## Instructions to follow
Pick every line from the data that holds the word "Roma".

## Entries

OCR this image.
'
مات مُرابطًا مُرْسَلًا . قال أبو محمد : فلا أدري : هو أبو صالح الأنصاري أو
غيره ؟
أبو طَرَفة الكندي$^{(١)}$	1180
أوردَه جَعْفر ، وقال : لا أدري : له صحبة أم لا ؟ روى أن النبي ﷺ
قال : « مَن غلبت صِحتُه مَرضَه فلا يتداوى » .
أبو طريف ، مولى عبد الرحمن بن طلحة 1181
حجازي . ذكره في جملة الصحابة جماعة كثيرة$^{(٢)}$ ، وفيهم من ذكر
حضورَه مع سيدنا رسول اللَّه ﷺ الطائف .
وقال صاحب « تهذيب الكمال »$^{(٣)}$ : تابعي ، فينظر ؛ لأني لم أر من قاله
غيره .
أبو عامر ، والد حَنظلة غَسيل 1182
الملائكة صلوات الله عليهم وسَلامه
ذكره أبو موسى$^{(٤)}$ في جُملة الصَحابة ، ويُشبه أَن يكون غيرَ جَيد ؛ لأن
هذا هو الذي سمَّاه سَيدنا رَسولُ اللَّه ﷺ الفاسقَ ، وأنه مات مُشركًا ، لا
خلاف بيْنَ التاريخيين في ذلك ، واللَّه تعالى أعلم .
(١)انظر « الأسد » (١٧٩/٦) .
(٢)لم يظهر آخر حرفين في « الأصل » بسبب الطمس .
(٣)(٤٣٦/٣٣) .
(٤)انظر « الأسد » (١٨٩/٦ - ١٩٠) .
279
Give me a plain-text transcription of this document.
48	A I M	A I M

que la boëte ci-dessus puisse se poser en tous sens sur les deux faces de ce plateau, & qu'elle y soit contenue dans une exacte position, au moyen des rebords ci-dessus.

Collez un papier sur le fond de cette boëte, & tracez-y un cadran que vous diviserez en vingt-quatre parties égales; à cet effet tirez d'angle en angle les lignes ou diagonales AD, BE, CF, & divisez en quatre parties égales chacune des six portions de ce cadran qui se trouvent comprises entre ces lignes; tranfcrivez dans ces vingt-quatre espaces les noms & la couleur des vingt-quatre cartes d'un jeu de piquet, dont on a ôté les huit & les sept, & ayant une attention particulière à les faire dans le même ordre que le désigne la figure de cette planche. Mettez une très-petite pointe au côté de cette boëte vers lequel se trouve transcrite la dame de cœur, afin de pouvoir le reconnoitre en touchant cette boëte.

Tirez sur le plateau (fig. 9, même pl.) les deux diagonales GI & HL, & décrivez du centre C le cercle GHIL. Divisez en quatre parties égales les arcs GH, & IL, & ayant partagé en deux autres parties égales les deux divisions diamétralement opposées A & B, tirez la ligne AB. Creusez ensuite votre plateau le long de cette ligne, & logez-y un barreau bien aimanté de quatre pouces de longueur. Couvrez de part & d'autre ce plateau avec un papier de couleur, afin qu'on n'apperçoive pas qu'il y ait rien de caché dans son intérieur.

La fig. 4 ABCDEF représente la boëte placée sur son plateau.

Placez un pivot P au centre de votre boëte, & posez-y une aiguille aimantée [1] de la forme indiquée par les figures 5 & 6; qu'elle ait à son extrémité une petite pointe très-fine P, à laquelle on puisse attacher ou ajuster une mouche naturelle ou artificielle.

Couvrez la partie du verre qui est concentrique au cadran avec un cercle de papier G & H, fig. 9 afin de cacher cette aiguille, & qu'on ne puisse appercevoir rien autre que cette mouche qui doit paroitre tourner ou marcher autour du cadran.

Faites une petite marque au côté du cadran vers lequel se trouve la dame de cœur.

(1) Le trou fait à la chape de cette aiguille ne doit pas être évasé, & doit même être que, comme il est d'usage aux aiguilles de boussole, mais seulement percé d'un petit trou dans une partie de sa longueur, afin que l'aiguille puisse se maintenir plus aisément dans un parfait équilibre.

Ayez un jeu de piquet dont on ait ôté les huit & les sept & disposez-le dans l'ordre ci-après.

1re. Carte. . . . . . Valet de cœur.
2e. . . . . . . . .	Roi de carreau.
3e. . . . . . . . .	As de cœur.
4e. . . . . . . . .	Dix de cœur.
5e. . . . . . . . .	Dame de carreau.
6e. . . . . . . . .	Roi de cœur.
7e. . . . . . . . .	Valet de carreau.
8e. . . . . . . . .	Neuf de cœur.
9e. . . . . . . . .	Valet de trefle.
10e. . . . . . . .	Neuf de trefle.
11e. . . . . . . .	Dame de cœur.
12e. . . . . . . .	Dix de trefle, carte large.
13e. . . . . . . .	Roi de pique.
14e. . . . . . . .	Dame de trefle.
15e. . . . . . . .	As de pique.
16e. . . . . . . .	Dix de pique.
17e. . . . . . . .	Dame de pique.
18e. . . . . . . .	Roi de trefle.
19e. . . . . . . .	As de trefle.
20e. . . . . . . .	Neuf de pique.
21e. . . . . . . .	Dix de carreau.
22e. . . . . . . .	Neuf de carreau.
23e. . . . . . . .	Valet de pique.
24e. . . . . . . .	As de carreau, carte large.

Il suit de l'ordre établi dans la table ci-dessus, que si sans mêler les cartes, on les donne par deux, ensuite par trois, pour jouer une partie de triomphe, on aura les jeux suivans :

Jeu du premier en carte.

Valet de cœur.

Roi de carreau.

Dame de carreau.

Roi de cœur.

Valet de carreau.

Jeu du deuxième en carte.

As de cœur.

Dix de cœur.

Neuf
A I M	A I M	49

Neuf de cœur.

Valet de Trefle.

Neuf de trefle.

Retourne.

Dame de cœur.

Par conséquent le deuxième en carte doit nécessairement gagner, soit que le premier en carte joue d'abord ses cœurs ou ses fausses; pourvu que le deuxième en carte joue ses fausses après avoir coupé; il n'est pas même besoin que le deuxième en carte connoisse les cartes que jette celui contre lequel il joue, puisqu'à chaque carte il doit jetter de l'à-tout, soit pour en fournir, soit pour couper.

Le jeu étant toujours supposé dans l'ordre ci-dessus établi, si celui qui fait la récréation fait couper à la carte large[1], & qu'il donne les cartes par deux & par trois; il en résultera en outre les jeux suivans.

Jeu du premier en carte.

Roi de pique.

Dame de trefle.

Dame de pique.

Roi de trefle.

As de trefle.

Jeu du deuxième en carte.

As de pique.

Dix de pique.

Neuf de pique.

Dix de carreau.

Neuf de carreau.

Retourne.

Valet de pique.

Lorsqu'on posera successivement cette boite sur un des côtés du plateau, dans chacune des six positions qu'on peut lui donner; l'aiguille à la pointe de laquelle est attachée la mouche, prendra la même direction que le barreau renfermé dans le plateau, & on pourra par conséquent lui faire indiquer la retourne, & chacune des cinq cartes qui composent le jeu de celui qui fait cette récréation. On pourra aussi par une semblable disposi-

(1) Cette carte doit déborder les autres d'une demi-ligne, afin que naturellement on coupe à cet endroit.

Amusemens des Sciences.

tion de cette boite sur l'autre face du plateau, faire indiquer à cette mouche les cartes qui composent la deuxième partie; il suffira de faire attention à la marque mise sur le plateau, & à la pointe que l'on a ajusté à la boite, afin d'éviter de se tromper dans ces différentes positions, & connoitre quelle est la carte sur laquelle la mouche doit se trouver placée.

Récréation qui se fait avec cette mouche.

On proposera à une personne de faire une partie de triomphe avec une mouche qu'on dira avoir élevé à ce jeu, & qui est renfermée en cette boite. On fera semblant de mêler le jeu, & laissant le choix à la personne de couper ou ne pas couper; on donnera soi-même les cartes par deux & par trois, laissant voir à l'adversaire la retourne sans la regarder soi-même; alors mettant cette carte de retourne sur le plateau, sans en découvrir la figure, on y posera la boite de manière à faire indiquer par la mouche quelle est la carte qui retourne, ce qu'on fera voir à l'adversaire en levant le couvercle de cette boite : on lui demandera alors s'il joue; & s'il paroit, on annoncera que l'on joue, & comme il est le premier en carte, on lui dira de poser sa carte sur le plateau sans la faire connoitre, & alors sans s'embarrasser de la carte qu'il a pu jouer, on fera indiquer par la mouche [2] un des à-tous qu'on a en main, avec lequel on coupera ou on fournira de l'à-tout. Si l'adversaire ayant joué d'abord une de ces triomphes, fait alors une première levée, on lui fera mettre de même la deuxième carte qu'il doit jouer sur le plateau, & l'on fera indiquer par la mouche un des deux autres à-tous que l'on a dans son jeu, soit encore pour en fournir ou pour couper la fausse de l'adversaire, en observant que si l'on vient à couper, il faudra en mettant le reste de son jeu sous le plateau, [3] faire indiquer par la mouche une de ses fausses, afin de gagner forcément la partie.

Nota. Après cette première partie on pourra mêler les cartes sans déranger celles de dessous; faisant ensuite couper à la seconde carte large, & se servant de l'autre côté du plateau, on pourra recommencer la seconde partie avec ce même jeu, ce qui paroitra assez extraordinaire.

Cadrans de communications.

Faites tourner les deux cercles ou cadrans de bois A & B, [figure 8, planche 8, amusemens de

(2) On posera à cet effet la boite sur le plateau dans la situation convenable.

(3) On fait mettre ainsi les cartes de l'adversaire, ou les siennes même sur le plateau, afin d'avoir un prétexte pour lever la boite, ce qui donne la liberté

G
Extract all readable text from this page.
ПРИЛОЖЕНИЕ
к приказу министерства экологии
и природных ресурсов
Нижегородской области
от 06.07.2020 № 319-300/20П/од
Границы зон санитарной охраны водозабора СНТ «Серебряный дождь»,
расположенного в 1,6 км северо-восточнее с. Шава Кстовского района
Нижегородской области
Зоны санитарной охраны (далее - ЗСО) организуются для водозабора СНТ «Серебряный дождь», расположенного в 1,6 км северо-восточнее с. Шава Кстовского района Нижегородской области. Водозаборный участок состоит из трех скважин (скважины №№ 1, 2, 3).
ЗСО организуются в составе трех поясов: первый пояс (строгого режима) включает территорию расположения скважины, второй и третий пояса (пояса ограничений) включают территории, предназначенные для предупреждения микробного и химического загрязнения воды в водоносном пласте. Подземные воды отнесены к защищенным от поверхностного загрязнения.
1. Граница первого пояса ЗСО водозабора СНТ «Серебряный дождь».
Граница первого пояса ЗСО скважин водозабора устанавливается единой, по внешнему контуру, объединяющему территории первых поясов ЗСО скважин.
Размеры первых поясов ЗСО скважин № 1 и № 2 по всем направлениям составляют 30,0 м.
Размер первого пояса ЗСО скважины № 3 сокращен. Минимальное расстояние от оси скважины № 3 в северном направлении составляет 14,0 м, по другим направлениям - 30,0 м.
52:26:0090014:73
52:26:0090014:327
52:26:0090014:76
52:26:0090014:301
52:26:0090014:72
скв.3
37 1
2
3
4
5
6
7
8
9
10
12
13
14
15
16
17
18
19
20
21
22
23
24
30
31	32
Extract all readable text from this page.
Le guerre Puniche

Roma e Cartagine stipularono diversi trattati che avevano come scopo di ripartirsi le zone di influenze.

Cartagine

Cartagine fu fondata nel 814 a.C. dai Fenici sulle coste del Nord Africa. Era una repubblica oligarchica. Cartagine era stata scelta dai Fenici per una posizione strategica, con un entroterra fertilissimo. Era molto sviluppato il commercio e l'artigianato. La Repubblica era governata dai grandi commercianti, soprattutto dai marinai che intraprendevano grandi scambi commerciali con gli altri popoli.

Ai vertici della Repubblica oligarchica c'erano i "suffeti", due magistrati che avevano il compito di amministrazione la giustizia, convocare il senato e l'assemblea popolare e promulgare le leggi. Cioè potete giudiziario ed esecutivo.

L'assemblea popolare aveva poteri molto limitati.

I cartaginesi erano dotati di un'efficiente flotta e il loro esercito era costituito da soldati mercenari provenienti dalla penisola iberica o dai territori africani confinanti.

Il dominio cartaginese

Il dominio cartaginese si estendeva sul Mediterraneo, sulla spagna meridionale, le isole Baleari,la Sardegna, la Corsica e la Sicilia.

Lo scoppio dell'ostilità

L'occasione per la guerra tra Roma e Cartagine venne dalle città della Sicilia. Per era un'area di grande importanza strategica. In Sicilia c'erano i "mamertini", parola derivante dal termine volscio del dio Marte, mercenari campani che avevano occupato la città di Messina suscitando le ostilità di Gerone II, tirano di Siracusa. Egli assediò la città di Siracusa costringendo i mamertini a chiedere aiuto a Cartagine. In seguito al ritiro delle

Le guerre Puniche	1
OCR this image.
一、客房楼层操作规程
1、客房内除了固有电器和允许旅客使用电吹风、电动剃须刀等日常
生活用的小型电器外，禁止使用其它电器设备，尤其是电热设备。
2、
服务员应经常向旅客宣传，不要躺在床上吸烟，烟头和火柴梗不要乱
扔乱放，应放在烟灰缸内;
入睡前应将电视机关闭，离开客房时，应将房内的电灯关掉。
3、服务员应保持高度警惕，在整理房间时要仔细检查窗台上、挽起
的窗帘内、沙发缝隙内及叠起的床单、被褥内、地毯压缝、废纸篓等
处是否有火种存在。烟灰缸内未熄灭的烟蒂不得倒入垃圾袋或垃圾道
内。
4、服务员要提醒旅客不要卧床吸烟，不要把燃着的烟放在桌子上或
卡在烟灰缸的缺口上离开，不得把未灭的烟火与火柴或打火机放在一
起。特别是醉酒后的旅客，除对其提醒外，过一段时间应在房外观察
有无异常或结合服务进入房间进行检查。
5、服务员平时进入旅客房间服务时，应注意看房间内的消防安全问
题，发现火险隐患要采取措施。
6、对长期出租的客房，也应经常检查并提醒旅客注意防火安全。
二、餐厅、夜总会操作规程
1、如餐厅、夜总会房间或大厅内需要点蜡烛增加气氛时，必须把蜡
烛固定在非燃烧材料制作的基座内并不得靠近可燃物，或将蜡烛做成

## Reply
Roma e Cartagine stipularono diversi trattati che avevano come scopo di ripartirsi le zone di influenze.
L'occasione per la guerra tra Roma e Cartagine venne dalle città della Sicilia. Per era un'area di grande importanza strategica. In Sicilia c'erano i "mamertini", parola derivante dal termine volscio del dio Marte, mercenari campani che avevano occupato la città di Messina suscitando le ostilità di Gerone II, tirano di Siracusa. Egli assediò la città di Siracusa costringendo i mamertini a chiedere aiuto a Cartagine. In seguito al ritiro delle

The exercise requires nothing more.